#### Material provided:
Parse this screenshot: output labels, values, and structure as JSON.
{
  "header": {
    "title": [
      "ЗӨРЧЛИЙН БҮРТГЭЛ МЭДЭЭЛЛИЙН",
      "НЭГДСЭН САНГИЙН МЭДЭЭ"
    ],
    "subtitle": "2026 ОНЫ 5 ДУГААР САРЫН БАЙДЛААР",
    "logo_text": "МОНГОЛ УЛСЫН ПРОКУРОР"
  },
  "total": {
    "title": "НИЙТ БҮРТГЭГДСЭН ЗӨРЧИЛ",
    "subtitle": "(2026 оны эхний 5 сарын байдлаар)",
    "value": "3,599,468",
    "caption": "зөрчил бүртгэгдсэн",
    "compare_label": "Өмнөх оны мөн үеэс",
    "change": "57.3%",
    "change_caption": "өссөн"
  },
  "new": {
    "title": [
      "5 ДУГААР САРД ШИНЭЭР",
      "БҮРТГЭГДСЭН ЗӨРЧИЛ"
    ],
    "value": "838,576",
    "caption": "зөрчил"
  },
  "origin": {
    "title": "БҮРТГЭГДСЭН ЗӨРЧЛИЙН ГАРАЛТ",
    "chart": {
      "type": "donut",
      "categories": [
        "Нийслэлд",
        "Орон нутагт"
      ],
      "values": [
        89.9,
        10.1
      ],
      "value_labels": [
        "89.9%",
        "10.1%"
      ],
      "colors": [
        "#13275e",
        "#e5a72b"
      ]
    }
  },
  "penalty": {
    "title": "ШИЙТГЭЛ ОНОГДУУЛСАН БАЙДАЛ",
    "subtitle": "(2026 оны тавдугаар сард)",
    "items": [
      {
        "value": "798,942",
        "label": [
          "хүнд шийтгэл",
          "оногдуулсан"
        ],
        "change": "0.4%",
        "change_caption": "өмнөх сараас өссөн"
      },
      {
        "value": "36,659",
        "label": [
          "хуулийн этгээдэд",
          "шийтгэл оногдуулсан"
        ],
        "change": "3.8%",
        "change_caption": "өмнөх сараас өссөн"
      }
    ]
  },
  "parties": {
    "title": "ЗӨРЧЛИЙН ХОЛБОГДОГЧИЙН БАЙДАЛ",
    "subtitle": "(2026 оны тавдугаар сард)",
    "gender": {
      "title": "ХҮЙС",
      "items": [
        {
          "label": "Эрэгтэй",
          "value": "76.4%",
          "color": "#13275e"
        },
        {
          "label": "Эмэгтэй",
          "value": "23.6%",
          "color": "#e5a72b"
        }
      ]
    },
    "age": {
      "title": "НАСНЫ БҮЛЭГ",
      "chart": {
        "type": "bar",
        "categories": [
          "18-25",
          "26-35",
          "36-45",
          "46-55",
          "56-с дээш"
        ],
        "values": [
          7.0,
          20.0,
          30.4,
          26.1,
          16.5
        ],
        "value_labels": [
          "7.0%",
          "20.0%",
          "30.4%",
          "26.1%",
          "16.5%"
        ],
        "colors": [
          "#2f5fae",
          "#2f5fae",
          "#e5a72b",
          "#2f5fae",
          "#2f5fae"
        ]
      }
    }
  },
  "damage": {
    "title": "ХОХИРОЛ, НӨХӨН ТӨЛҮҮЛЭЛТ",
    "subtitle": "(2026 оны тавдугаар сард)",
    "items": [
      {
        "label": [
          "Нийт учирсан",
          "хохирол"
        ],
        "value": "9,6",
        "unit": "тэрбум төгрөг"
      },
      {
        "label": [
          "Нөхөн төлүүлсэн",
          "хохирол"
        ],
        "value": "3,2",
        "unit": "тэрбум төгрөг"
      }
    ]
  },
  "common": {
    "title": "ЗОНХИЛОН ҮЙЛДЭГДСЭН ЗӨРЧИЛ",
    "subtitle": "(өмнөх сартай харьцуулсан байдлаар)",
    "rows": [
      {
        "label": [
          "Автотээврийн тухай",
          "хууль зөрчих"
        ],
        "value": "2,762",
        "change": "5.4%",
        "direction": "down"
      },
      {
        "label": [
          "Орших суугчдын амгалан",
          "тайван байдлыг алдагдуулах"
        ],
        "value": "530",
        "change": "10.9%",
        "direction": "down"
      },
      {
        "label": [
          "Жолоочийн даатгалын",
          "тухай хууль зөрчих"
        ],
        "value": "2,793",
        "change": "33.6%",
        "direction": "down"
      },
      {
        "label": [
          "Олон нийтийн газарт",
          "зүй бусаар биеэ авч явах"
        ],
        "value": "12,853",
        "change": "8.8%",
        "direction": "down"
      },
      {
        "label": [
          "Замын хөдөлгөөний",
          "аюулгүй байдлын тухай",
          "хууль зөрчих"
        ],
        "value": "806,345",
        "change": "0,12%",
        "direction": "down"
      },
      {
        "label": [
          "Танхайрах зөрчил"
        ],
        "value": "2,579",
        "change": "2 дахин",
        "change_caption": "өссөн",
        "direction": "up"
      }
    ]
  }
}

#### The exercise:
The entries above must be returned exactly.

#### Solution for this problem:
Parse this screenshot: output labels, values, and structure as JSON.
{
  "header": {
    "title": [
      "ЗӨРЧЛИЙН БҮРТГЭЛ МЭДЭЭЛЛИЙН",
      "НЭГДСЭН САНГИЙН МЭДЭЭ"
    ],
    "subtitle": "2026 ОНЫ 5 ДУГААР САРЫН БАЙДЛААР",
    "logo_text": "МОНГОЛ УЛСЫН ПРОКУРОР"
  },
  "total": {
    "title": "НИЙТ БҮРТГЭГДСЭН ЗӨРЧИЛ",
    "subtitle": "(2026 оны эхний 5 сарын байдлаар)",
    "value": "3,599,468",
    "caption": "зөрчил бүртгэгдсэн",
    "compare_label": "Өмнөх оны мөн үеэс",
    "change": "57.3%",
    "change_caption": "өссөн"
  },
  "new": {
    "title": [
      "5 ДУГААР САРД ШИНЭЭР",
      "БҮРТГЭГДСЭН ЗӨРЧИЛ"
    ],
    "value": "838,576",
    "caption": "зөрчил"
  },
  "origin": {
    "title": "БҮРТГЭГДСЭН ЗӨРЧЛИЙН ГАРАЛТ",
    "chart": {
      "type": "donut",
      "categories": [
        "Нийслэлд",
        "Орон нутагт"
      ],
      "values": [
        89.9,
        10.1
      ],
      "value_labels": [
        "89.9%",
        "10.1%"
      ],
      "colors": [
        "#13275e",
        "#e5a72b"
      ]
    }
  },
  "penalty": {
    "title": "ШИЙТГЭЛ ОНОГДУУЛСАН БАЙДАЛ",
    "subtitle": "(2026 оны тавдугаар сард)",
    "items": [
      {
        "value": "798,942",
        "label": [
          "хүнд шийтгэл",
          "оногдуулсан"
        ],
        "change": "0.4%",
        "change_caption": "өмнөх сараас өссөн"
      },
      {
        "value": "36,659",
        "label": [
          "хуулийн этгээдэд",
          "шийтгэл оногдуулсан"
        ],
        "change": "3.8%",
        "change_caption": "өмнөх сараас өссөн"
      }
    ]
  },
  "parties": {
    "title": "ЗӨРЧЛИЙН ХОЛБОГДОГЧИЙН БАЙДАЛ",
    "subtitle": "(2026 оны тавдугаар сард)",
    "gender": {
      "title": "ХҮЙС",
      "items": [
        {
          "label": "Эрэгтэй",
          "value": "76.4%",
          "color": "#13275e"
        },
        {
          "label": "Эмэгтэй",
          "value": "23.6%",
          "color": "#e5a72b"
        }
      ]
    },
    "age": {
      "title": "НАСНЫ БҮЛЭГ",
      "chart": {
        "type": "bar",
        "categories": [
          "18-25",
          "26-35",
          "36-45",
          "46-55",
          "56-с дээш"
        ],
        "values": [
          7.0,
          20.0,
          30.4,
          26.1,
          16.5
        ],
        "value_labels": [
          "7.0%",
          "20.0%",
          "30.4%",
          "26.1%",
          "16.5%"
        ],
        "colors": [
          "#2f5fae",
          "#2f5fae",
          "#e5a72b",
          "#2f5fae",
          "#2f5fae"
        ]
      }
    }
  },
  "damage": {
    "title": "ХОХИРОЛ, НӨХӨН ТӨЛҮҮЛЭЛТ",
    "subtitle": "(2026 оны тавдугаар сард)",
    "items": [
      {
        "label": [
          "Нийт учирсан",
          "хохирол"
        ],
        "value": "9,6",
        "unit": "тэрбум төгрөг"
      },
      {
        "label": [
          "Нөхөн төлүүлсэн",
          "хохирол"
        ],
        "value": "3,2",
        "unit": "тэрбум төгрөг"
      }
    ]
  },
  "common": {
    "title": "ЗОНХИЛОН ҮЙЛДЭГДСЭН ЗӨРЧИЛ",
    "subtitle": "(өмнөх сартай харьцуулсан байдлаар)",
    "rows": [
      {
        "label": [
          "Автотээврийн тухай",
          "хууль зөрчих"
        ],
        "value": "2,762",
        "change": "5.4%",
        "direction": "down"
      },
      {
        "label": [
          "Орших суугчдын амгалан",
          "тайван байдлыг алдагдуулах"
        ],
        "value": "530",
        "change": "10.9%",
        "direction": "down"
      },
      {
        "label": [
          "Жолоочийн даатгалын",
          "тухай хууль зөрчих"
        ],
        "value": "2,793",
        "change": "33.6%",
        "direction": "down"
      },
      {
        "label": [
          "Олон нийтийн газарт",
          "зүй бусаар биеэ авч явах"
        ],
        "value": "12,853",
        "change": "8.8%",
        "direction": "down"
      },
      {
        "label": [
          "Замын хөдөлгөөний",
          "аюулгүй байдлын тухай",
          "хууль зөрчих"
        ],
        "value": "806,345",
        "change": "0,12%",
        "direction": "down"
      },
      {
        "label": [
          "Танхайрах зөрчил"
        ],
        "value": "2,579",
        "change": "2 дахин",
        "change_caption": "өссөн",
        "direction": "up"
      }
    ]
  }
}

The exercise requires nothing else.